• [What the task asks]: Please transcribe the data that follows without the pictures, keeping every word the same.

• [Input records]:
================================

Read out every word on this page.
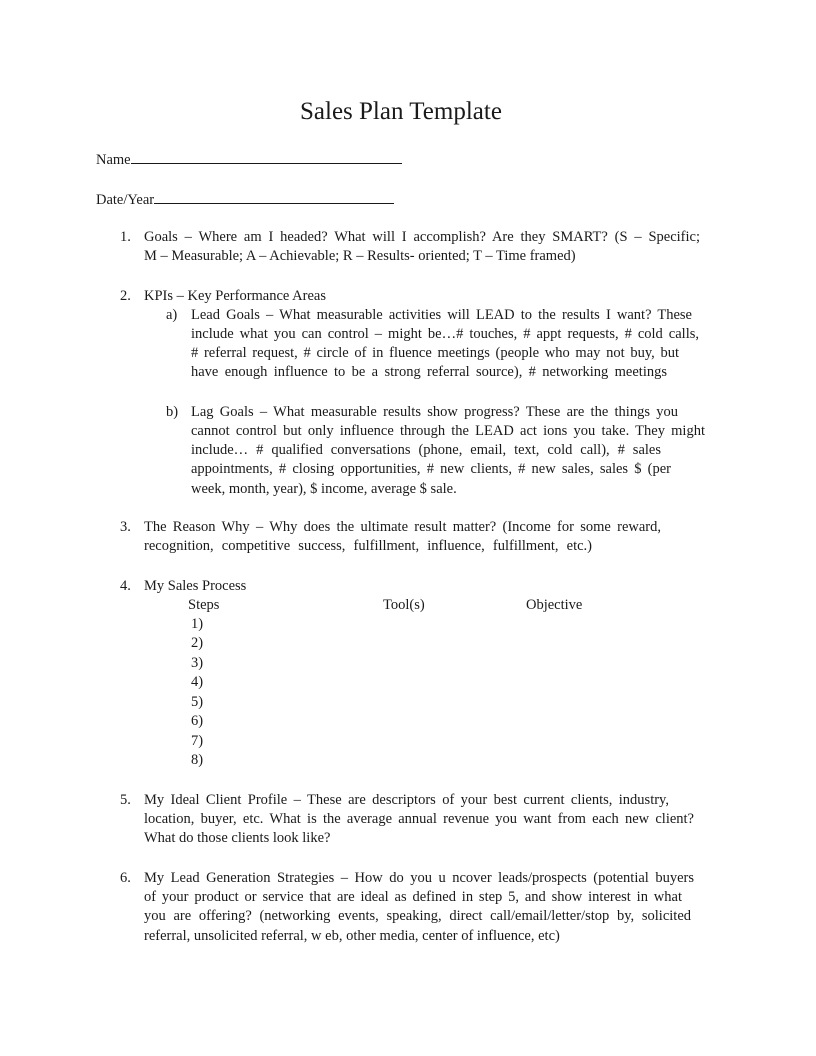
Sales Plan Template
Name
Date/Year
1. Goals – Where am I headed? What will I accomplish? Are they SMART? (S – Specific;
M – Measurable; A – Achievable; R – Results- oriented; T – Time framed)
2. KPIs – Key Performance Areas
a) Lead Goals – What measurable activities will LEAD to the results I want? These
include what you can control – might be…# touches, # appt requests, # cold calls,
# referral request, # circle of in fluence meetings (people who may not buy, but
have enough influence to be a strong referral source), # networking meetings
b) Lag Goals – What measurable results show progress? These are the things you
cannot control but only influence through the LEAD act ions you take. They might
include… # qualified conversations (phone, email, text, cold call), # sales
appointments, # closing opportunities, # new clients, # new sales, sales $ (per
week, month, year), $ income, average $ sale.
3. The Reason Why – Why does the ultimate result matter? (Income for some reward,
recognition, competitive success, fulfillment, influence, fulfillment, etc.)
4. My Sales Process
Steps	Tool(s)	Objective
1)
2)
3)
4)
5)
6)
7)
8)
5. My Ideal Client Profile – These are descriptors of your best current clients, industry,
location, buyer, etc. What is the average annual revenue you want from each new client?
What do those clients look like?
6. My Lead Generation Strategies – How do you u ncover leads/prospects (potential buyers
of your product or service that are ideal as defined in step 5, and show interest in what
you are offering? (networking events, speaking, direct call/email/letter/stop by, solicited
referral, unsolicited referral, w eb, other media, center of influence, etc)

================================

• [Result of the exercise]:
Read out every word on this page.
Sales Plan Template
Name
Date/Year
1. Goals – Where am I headed? What will I accomplish? Are they SMART? (S – Specific;
M – Measurable; A – Achievable; R – Results- oriented; T – Time framed)
2. KPIs – Key Performance Areas
a) Lead Goals – What measurable activities will LEAD to the results I want? These
include what you can control – might be…# touches, # appt requests, # cold calls,
# referral request, # circle of in fluence meetings (people who may not buy, but
have enough influence to be a strong referral source), # networking meetings
b) Lag Goals – What measurable results show progress? These are the things you
cannot control but only influence through the LEAD act ions you take. They might
include… # qualified conversations (phone, email, text, cold call), # sales
appointments, # closing opportunities, # new clients, # new sales, sales $ (per
week, month, year), $ income, average $ sale.
3. The Reason Why – Why does the ultimate result matter? (Income for some reward,
recognition, competitive success, fulfillment, influence, fulfillment, etc.)
4. My Sales Process
Steps	Tool(s)	Objective
1)
2)
3)
4)
5)
6)
7)
8)
5. My Ideal Client Profile – These are descriptors of your best current clients, industry,
location, buyer, etc. What is the average annual revenue you want from each new client?
What do those clients look like?
6. My Lead Generation Strategies – How do you u ncover leads/prospects (potential buyers
of your product or service that are ideal as defined in step 5, and show interest in what
you are offering? (networking events, speaking, direct call/email/letter/stop by, solicited
referral, unsolicited referral, w eb, other media, center of influence, etc)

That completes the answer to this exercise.